(Saved entries)
-=-=-
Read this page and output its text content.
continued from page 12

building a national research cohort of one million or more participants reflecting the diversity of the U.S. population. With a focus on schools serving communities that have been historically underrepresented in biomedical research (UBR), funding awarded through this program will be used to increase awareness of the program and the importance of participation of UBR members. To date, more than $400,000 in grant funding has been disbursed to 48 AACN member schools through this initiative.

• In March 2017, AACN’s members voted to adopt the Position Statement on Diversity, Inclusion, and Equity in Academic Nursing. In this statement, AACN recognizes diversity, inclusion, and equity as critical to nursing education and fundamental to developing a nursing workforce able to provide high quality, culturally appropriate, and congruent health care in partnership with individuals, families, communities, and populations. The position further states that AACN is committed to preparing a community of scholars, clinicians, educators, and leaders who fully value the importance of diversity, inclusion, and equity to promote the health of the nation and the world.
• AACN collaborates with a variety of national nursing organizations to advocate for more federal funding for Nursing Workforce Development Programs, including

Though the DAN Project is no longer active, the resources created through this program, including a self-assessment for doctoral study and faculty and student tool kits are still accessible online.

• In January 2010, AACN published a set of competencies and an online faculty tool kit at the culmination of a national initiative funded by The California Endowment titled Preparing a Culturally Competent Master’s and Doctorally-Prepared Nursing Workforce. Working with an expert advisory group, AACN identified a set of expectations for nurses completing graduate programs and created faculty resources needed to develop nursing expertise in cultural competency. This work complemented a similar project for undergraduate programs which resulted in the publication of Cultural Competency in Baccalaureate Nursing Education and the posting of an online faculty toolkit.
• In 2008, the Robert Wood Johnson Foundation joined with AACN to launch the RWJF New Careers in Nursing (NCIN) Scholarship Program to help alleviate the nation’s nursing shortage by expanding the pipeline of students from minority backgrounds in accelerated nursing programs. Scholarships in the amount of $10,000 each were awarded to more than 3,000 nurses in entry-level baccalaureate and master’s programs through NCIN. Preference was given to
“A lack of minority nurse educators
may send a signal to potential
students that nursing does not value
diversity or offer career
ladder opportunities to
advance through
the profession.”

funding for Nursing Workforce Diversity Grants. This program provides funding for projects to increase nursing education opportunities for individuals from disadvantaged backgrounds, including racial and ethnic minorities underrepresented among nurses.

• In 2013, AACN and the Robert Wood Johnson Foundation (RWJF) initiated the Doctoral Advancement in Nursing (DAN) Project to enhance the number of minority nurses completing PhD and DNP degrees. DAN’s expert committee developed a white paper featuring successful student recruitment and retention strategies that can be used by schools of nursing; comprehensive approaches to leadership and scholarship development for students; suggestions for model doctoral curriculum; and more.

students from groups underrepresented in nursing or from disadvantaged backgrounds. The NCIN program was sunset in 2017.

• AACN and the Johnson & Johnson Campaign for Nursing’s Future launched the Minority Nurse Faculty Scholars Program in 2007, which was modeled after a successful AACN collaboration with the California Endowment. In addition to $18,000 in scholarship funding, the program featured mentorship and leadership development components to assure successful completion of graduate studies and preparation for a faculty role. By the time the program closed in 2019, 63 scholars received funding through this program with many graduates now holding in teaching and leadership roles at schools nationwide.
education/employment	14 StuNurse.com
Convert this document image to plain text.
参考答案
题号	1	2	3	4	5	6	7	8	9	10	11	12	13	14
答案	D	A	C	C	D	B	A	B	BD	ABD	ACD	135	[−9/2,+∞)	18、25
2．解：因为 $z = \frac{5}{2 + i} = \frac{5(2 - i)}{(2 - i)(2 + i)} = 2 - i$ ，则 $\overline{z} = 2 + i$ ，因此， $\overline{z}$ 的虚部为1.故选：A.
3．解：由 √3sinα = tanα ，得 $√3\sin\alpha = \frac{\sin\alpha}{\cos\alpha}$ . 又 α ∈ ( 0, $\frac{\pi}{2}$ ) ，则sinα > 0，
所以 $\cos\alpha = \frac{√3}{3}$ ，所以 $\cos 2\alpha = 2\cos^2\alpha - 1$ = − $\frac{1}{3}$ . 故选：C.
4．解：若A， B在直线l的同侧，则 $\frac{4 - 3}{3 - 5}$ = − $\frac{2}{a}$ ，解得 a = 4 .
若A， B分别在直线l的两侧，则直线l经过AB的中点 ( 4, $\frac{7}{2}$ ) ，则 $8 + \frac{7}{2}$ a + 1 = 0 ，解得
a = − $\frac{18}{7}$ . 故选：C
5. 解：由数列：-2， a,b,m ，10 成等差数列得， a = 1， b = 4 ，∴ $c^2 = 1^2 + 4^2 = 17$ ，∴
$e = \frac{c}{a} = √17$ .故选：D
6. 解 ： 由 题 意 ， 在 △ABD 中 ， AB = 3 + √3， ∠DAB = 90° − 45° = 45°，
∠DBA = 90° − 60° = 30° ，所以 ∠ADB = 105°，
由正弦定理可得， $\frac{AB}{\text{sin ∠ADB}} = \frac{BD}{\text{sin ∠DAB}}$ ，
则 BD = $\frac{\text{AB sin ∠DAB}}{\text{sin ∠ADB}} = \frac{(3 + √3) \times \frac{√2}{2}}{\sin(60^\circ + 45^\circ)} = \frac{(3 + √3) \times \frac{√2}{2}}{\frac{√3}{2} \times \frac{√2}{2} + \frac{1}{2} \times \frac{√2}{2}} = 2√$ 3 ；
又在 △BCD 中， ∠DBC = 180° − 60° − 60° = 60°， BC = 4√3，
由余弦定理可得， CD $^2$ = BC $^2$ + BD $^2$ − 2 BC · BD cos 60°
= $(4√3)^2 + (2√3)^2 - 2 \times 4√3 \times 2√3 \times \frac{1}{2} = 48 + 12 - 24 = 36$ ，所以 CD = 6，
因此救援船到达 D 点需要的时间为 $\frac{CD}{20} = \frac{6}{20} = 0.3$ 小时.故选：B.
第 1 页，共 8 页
-=-=-
- _Requirement_:
Each entry must be reproduced verbatim.

- _Written solution_:
Read this page and output its text content.
continued from page 12

building a national research cohort of one million or more participants reflecting the diversity of the U.S. population. With a focus on schools serving communities that have been historically underrepresented in biomedical research (UBR), funding awarded through this program will be used to increase awareness of the program and the importance of participation of UBR members. To date, more than $400,000 in grant funding has been disbursed to 48 AACN member schools through this initiative.

• In March 2017, AACN’s members voted to adopt the Position Statement on Diversity, Inclusion, and Equity in Academic Nursing. In this statement, AACN recognizes diversity, inclusion, and equity as critical to nursing education and fundamental to developing a nursing workforce able to provide high quality, culturally appropriate, and congruent health care in partnership with individuals, families, communities, and populations. The position further states that AACN is committed to preparing a community of scholars, clinicians, educators, and leaders who fully value the importance of diversity, inclusion, and equity to promote the health of the nation and the world.
• AACN collaborates with a variety of national nursing organizations to advocate for more federal funding for Nursing Workforce Development Programs, including

Though the DAN Project is no longer active, the resources created through this program, including a self-assessment for doctoral study and faculty and student tool kits are still accessible online.

• In January 2010, AACN published a set of competencies and an online faculty tool kit at the culmination of a national initiative funded by The California Endowment titled Preparing a Culturally Competent Master’s and Doctorally-Prepared Nursing Workforce. Working with an expert advisory group, AACN identified a set of expectations for nurses completing graduate programs and created faculty resources needed to develop nursing expertise in cultural competency. This work complemented a similar project for undergraduate programs which resulted in the publication of Cultural Competency in Baccalaureate Nursing Education and the posting of an online faculty toolkit.
• In 2008, the Robert Wood Johnson Foundation joined with AACN to launch the RWJF New Careers in Nursing (NCIN) Scholarship Program to help alleviate the nation’s nursing shortage by expanding the pipeline of students from minority backgrounds in accelerated nursing programs. Scholarships in the amount of $10,000 each were awarded to more than 3,000 nurses in entry-level baccalaureate and master’s programs through NCIN. Preference was given to
“A lack of minority nurse educators
may send a signal to potential
students that nursing does not value
diversity or offer career
ladder opportunities to
advance through
the profession.”

funding for Nursing Workforce Diversity Grants. This program provides funding for projects to increase nursing education opportunities for individuals from disadvantaged backgrounds, including racial and ethnic minorities underrepresented among nurses.

• In 2013, AACN and the Robert Wood Johnson Foundation (RWJF) initiated the Doctoral Advancement in Nursing (DAN) Project to enhance the number of minority nurses completing PhD and DNP degrees. DAN’s expert committee developed a white paper featuring successful student recruitment and retention strategies that can be used by schools of nursing; comprehensive approaches to leadership and scholarship development for students; suggestions for model doctoral curriculum; and more.

students from groups underrepresented in nursing or from disadvantaged backgrounds. The NCIN program was sunset in 2017.

• AACN and the Johnson & Johnson Campaign for Nursing’s Future launched the Minority Nurse Faculty Scholars Program in 2007, which was modeled after a successful AACN collaboration with the California Endowment. In addition to $18,000 in scholarship funding, the program featured mentorship and leadership development components to assure successful completion of graduate studies and preparation for a faculty role. By the time the program closed in 2019, 63 scholars received funding through this program with many graduates now holding in teaching and leadership roles at schools nationwide.
education/employment	14 StuNurse.com
Convert this document image to plain text.
参考答案
题号	1	2	3	4	5	6	7	8	9	10	11	12	13	14
答案	D	A	C	C	D	B	A	B	BD	ABD	ACD	135	[−9/2,+∞)	18、25
2．解：因为 $z = \frac{5}{2 + i} = \frac{5(2 - i)}{(2 - i)(2 + i)} = 2 - i$ ，则 $\overline{z} = 2 + i$ ，因此， $\overline{z}$ 的虚部为1.故选：A.
3．解：由 √3sinα = tanα ，得 $√3\sin\alpha = \frac{\sin\alpha}{\cos\alpha}$ . 又 α ∈ ( 0, $\frac{\pi}{2}$ ) ，则sinα > 0，
所以 $\cos\alpha = \frac{√3}{3}$ ，所以 $\cos 2\alpha = 2\cos^2\alpha - 1$ = − $\frac{1}{3}$ . 故选：C.
4．解：若A， B在直线l的同侧，则 $\frac{4 - 3}{3 - 5}$ = − $\frac{2}{a}$ ，解得 a = 4 .
若A， B分别在直线l的两侧，则直线l经过AB的中点 ( 4, $\frac{7}{2}$ ) ，则 $8 + \frac{7}{2}$ a + 1 = 0 ，解得
a = − $\frac{18}{7}$ . 故选：C
5. 解：由数列：-2， a,b,m ，10 成等差数列得， a = 1， b = 4 ，∴ $c^2 = 1^2 + 4^2 = 17$ ，∴
$e = \frac{c}{a} = √17$ .故选：D
6. 解 ： 由 题 意 ， 在 △ABD 中 ， AB = 3 + √3， ∠DAB = 90° − 45° = 45°，
∠DBA = 90° − 60° = 30° ，所以 ∠ADB = 105°，
由正弦定理可得， $\frac{AB}{\text{sin ∠ADB}} = \frac{BD}{\text{sin ∠DAB}}$ ，
则 BD = $\frac{\text{AB sin ∠DAB}}{\text{sin ∠ADB}} = \frac{(3 + √3) \times \frac{√2}{2}}{\sin(60^\circ + 45^\circ)} = \frac{(3 + √3) \times \frac{√2}{2}}{\frac{√3}{2} \times \frac{√2}{2} + \frac{1}{2} \times \frac{√2}{2}} = 2√$ 3 ；
又在 △BCD 中， ∠DBC = 180° − 60° − 60° = 60°， BC = 4√3，
由余弦定理可得， CD $^2$ = BC $^2$ + BD $^2$ − 2 BC · BD cos 60°
= $(4√3)^2 + (2√3)^2 - 2 \times 4√3 \times 2√3 \times \frac{1}{2} = 48 + 12 - 24 = 36$ ，所以 CD = 6，
因此救援船到达 D 点需要的时间为 $\frac{CD}{20} = \frac{6}{20} = 0.3$ 小时.故选：B.
第 1 页，共 8 页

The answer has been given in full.